» **Short problem 1**
Please transcribe the part of the lapis lazuli text starting at "As lapis lazuli" and ending at "Arabic to Latin.".
» **Short problem 2**
According to the lapis lazuli text, which word is likely to have been the stone's original name?
» **Short problem 3**
Take the lapis lazuli text further, picking up right after its final sentence.

» **Excerpt provided**
===============

1. Lapis Lazuli Meaning
2. History of Lapis Lazuli
3. Mask of Tutankhamun
4. What is Lapis Lazuli?
5. Fake Lapis Lazuli
6. Lapis Lazuli Healing Properties
7. Article Pictures
8  Shop Lapis Lazuli

Lapis Lazuli Meaning

The meaning of "lapis lazuli" is "stone from the sky" or "stone from heaven". 

"Lapis" is the Latin word for "stone".  "Lazuli" comes from the Latin word "lazulum" which came from the Arabic "lāzaward".

"Lāzaward" comes from the Persian word "lājevard".  All of these words relate to "sky" or "heaven" in reference to the stone's deep blue colour.

Lapis lazuli has a long history.  It was first mined and used by civilizations in the region of present-day Afghanistan and Pakistan. The Persian word "lājevard" is likely to have been the original name.

As lapis lazuli travelled along ancient trade routes and became more widely known, the Arabic word "lāzaward" would have emerged.  As the stone reached Europe the name would have changed from Arabic to Latin.

===============

» **Information shown**
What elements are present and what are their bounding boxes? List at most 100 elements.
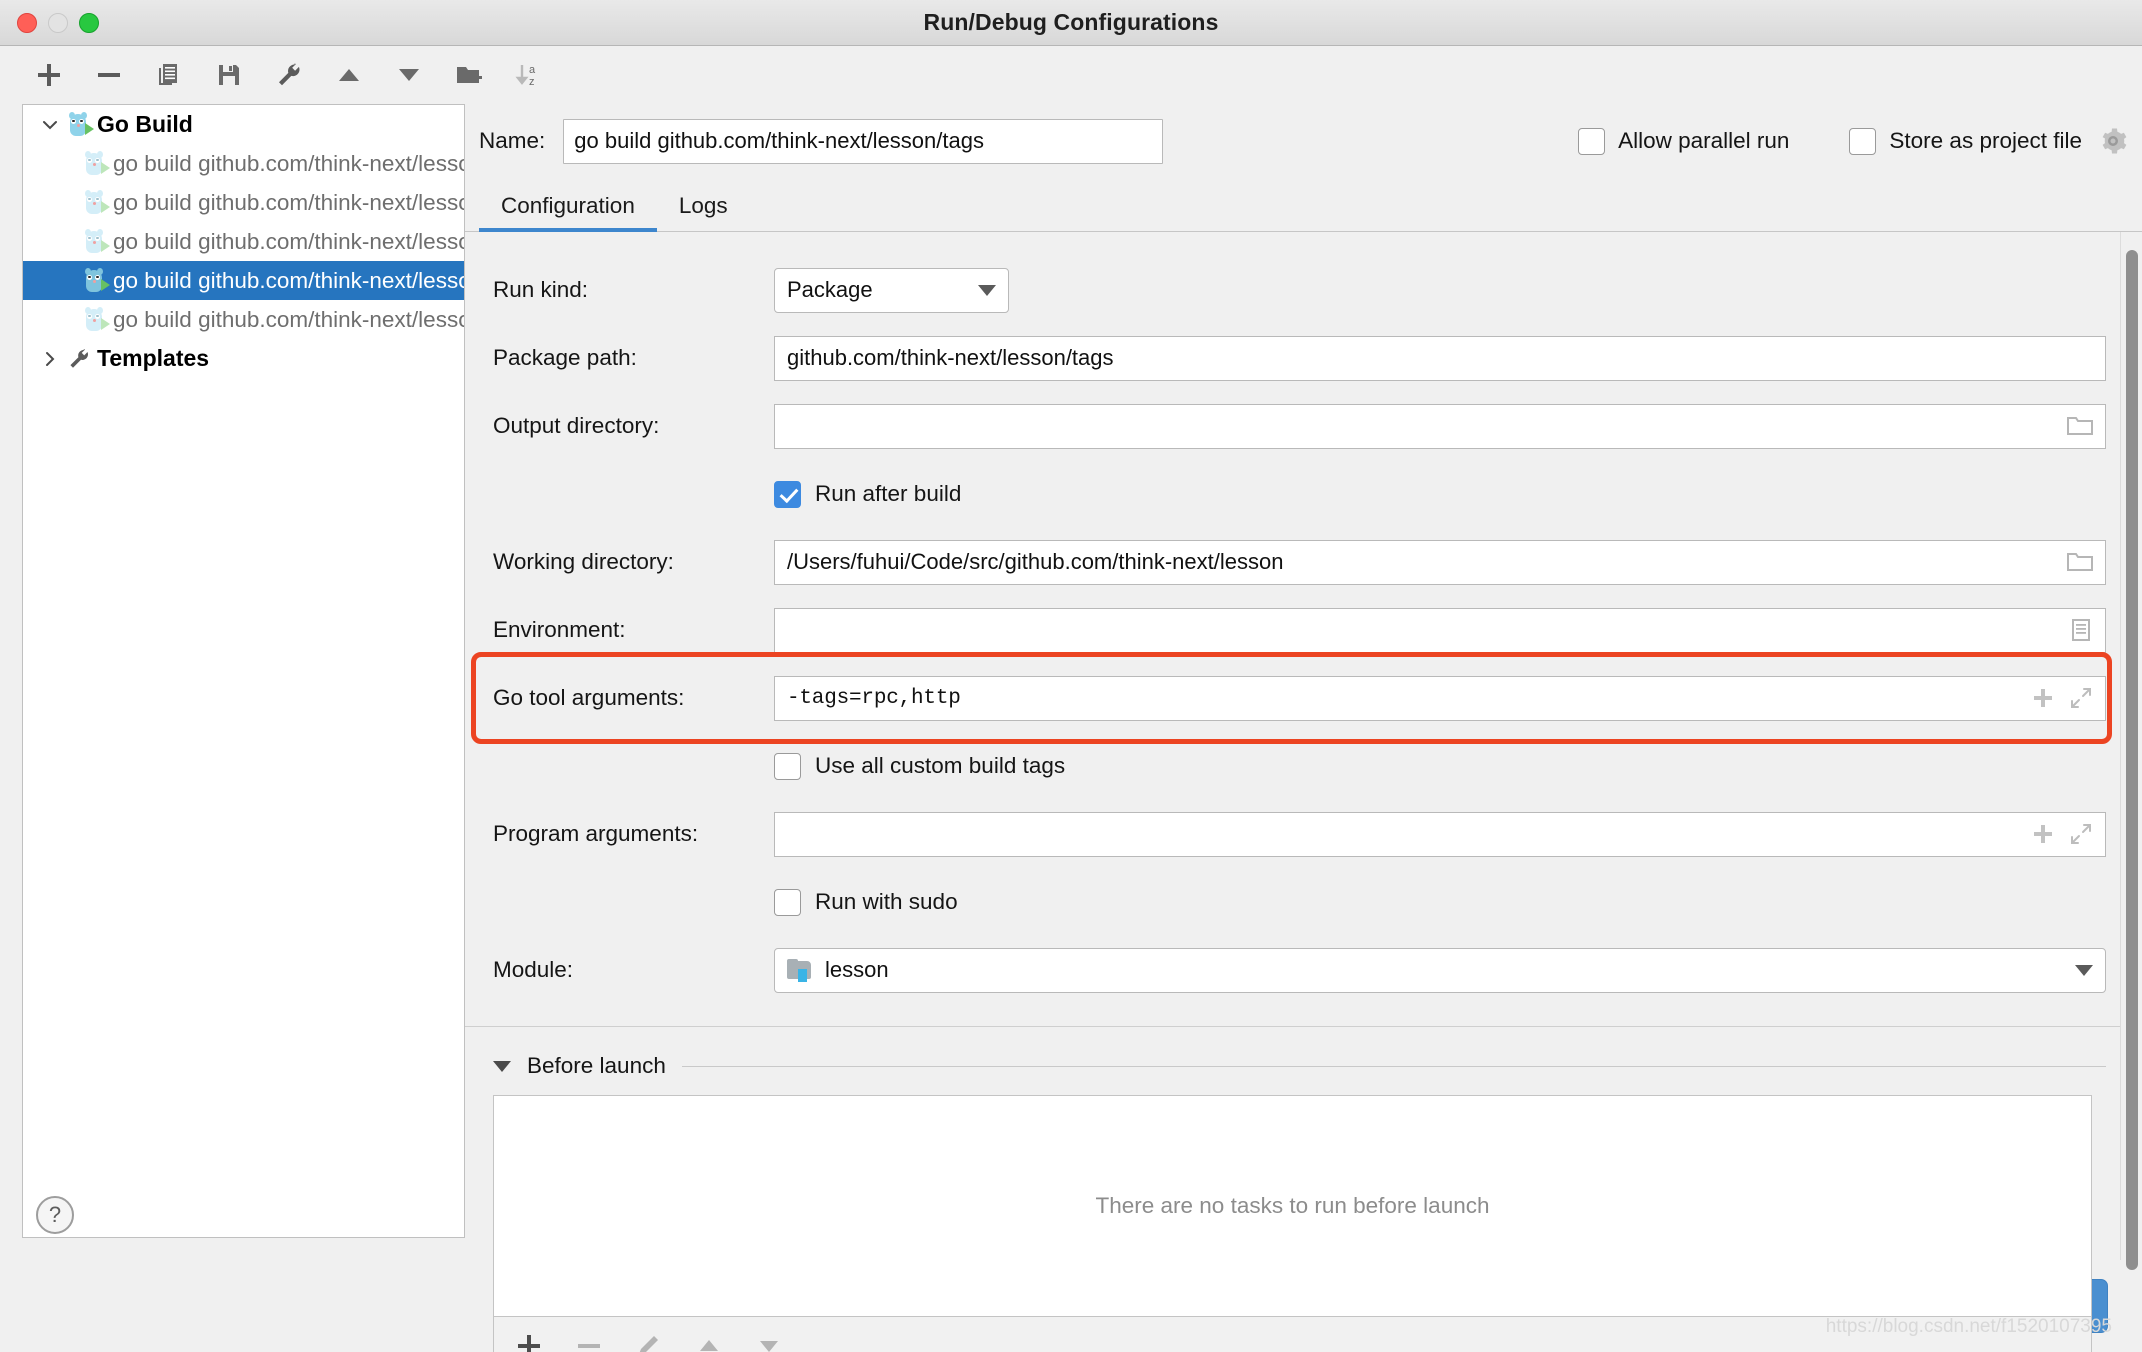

===============

» **Exercise result 1**
As lapis lazuli travelled along ancient trade routes and became more widely known, the Arabic word "lāzaward" would have emerged.  As the stone reached Europe the name would have changed from Arabic to Latin.

» **Exercise result 2**
The Persian word "lājevard."

» **Exercise result 3**
Although not related to the meaning of "lapis lazuli", the golden inclusions of pyrite have been likened to stars in the sky.

Today the word "azul" from the Latin "lazulum" is used in several languages for the colour "blue".

History of Lapis Lazuli

The history of lapis lazuli can be traced back thousands of years.  It's one of the oldest and best known of all gemstones.

It was highly sought after by some of the earliest civilizations including Babylonia, Ur and ancient Egypt.  As well as being carved into amulets and talismans it was also used for jewellery and in religious ceremonies.

Lapis lazuli carvings found in ancient Egyptian tombs including that of King Tutankhamun date back 3000 years BC.  The boy king's funerary mask is one of the world's most famous artefacts.

This priceless work of art features lapis lazuli, white quartz, obsidian, turquoise, carnelian and coloured glass.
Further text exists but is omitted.